→ EXERCISE AIM: Every line with the string "ffffff" should be gathered.

— start of SOURCE RECORDS —

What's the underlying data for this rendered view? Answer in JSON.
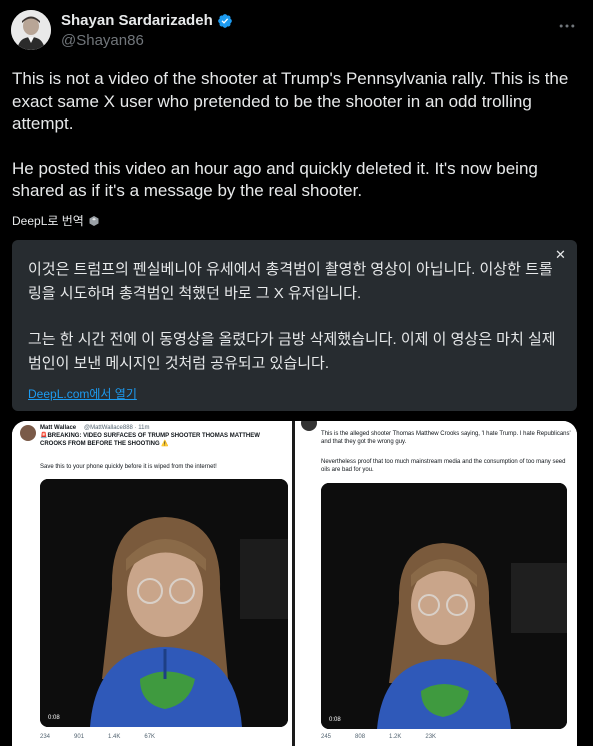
{
  "author": {
    "name": "Shayan Sardarizadeh",
    "handle": "@Shayan86",
    "verified": true
  },
  "tweet": {
    "paragraph1": "This is not a video of the shooter at Trump's Pennsylvania rally. This is the exact same X user who pretended to be the shooter in an odd trolling attempt.",
    "paragraph2": "He posted this video an hour ago and quickly deleted it. It's now being shared as if it's a message by the real shooter."
  },
  "translate_label": "DeepL로 번역",
  "translation": {
    "paragraph1": "이것은 트럼프의 펜실베니아 유세에서 총격범이 촬영한 영상이 아닙니다. 이상한 트롤링을 시도하며 총격범인 척했던 바로 그 X 유저입니다.",
    "paragraph2": "그는 한 시간 전에 이 동영상을 올렸다가 금방 삭제했습니다. 이제 이 영상은 마치 실제 범인이 보낸 메시지인 것처럼 공유되고 있습니다.",
    "link": "DeepL.com에서 열기"
  },
  "media": {
    "left": {
      "author": "Matt Wallace",
      "handle": "@MattWallace888 · 11m",
      "headline": "🚨BREAKING: VIDEO SURFACES OF TRUMP SHOOTER THOMAS MATTHEW CROOKS FROM BEFORE THE SHOOTING ⚠️",
      "subtext": "Save this to your phone quickly before it is wiped from the internet!",
      "timestamp": "0:08",
      "stats": [
        "234",
        "901",
        "1.4K",
        "67K"
      ]
    },
    "right": {
      "headline": "This is the alleged shooter Thomas Matthew Crooks saying, 'I hate Trump. I hate Republicans' and that they got the wrong guy.",
      "subtext": "Nevertheless proof that too much mainstream media and the consumption of too many seed oils are bad for you.",
      "timestamp": "0:08",
      "stats": [
        "245",
        "808",
        "1.2K",
        "23K"
      ]
    }
  },
  "colors": {
    "accent": "#1d9bf0",
    "background": "#000000",
    "translation_bg": "#272c30"
  }
}
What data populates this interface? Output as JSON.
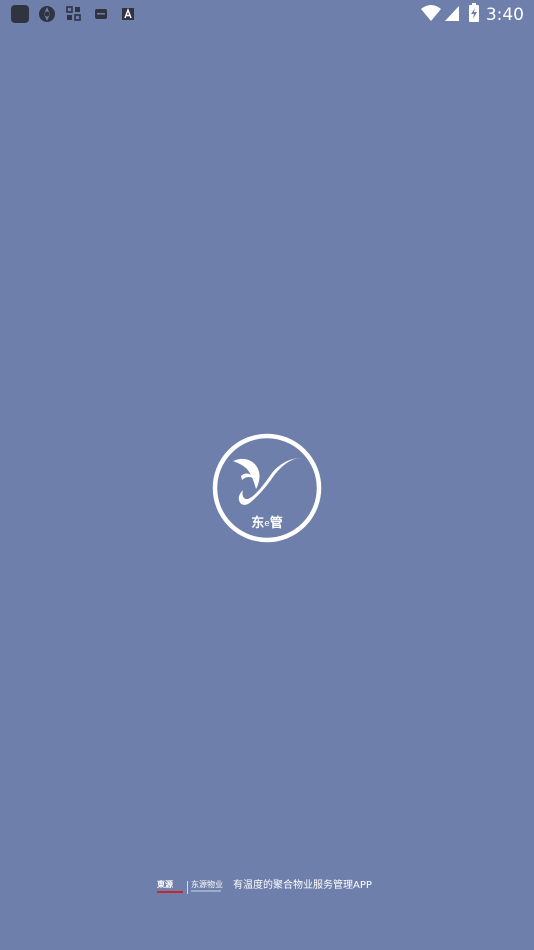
{
  "status_bar": {
    "time": "3:40",
    "left_icons": [
      "app-square-icon",
      "aperture-icon",
      "grid-apps-icon",
      "message-icon",
      "text-a-icon"
    ],
    "right_icons": [
      "wifi-icon",
      "cellular-signal-icon",
      "battery-charging-icon"
    ]
  },
  "splash": {
    "logo_char": "东",
    "logo_sup": "e",
    "logo_char2": "管"
  },
  "footer": {
    "brand_primary": "東源",
    "brand_secondary": "东源物业",
    "slogan": "有温度的聚合物业服务管理APP"
  },
  "colors": {
    "background": "#6e7fab",
    "foreground": "#ffffff",
    "brand_red": "#c62828"
  }
}
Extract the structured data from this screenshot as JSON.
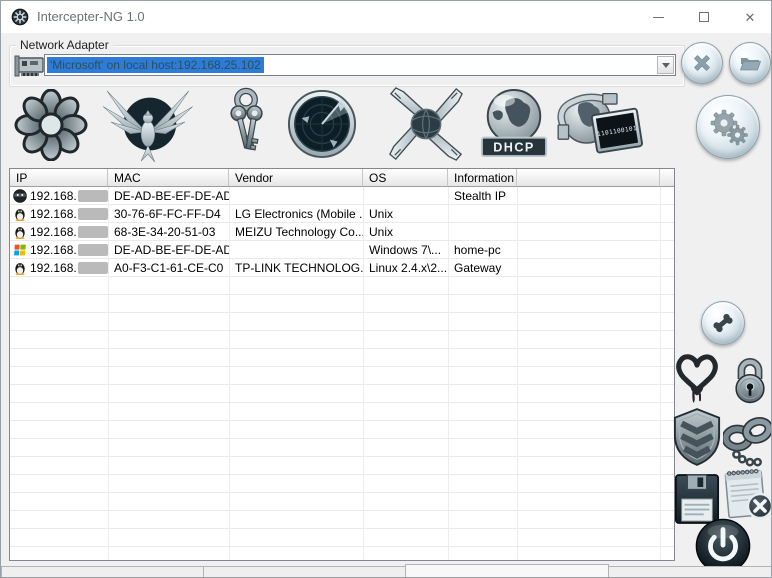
{
  "window": {
    "title": "Intercepter-NG 1.0"
  },
  "adapter": {
    "group_label": "Network Adapter",
    "selected_value": "'Microsoft' on local host:192.168.25.102"
  },
  "toolbar": {
    "dhcp_label": "DHCP",
    "raw_binary": "1101100101",
    "mode_icons": [
      "messenger-mode",
      "resurrection-mode",
      "password-mode",
      "scan-mode",
      "mitm-mode",
      "dhcp-mode",
      "raw-mode"
    ],
    "action_icons": [
      "stop-x",
      "open-folder",
      "settings-gears"
    ]
  },
  "side_icons": [
    "nat-bone",
    "heartbleed-heart",
    "ssl-lock",
    "shield",
    "cuffs",
    "save-floppy",
    "clear-log",
    "power"
  ],
  "table": {
    "columns": [
      "IP",
      "MAC",
      "Vendor",
      "OS",
      "Information"
    ],
    "rows": [
      {
        "os_icon": "stealth-ninja",
        "ip_prefix": "192.168.",
        "ip_suffix_redacted": true,
        "mac": "DE-AD-BE-EF-DE-AD",
        "vendor": "",
        "os": "",
        "info": "Stealth IP"
      },
      {
        "os_icon": "linux-tux",
        "ip_prefix": "192.168.",
        "ip_suffix_redacted": true,
        "mac": "30-76-6F-FC-FF-D4",
        "vendor": "LG Electronics (Mobile ...",
        "os": "Unix",
        "info": ""
      },
      {
        "os_icon": "linux-tux",
        "ip_prefix": "192.168.",
        "ip_suffix_redacted": true,
        "mac": "68-3E-34-20-51-03",
        "vendor": "MEIZU Technology Co....",
        "os": "Unix",
        "info": ""
      },
      {
        "os_icon": "windows-logo",
        "ip_prefix": "192.168.",
        "ip_suffix_redacted": true,
        "mac": "DE-AD-BE-EF-DE-AD",
        "vendor": "",
        "os": "Windows 7\\...",
        "info": "home-pc"
      },
      {
        "os_icon": "linux-tux",
        "ip_prefix": "192.168.",
        "ip_suffix_redacted": true,
        "mac": "A0-F3-C1-61-CE-C0",
        "vendor": "TP-LINK TECHNOLOG...",
        "os": "Linux 2.4.x\\2...",
        "info": "Gateway"
      }
    ]
  },
  "colors": {
    "selection_blue": "#2e7cd8",
    "window_bg": "#f0f0f0",
    "titlebar_bg": "#ffffff"
  }
}
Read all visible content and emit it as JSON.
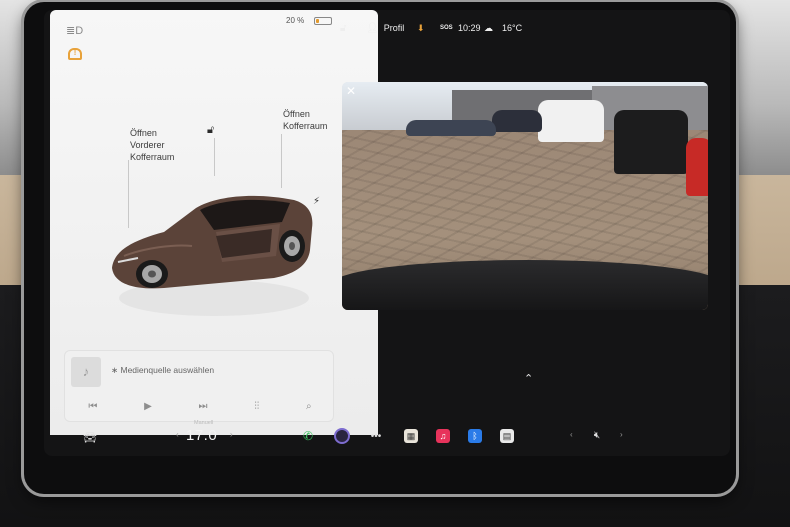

— end of SOURCE RECORDS —

→ SOLUTION TO THIS EXERCISE:
    "foreground": "#ffffff",
    "titlebar_bg": "#ffffff"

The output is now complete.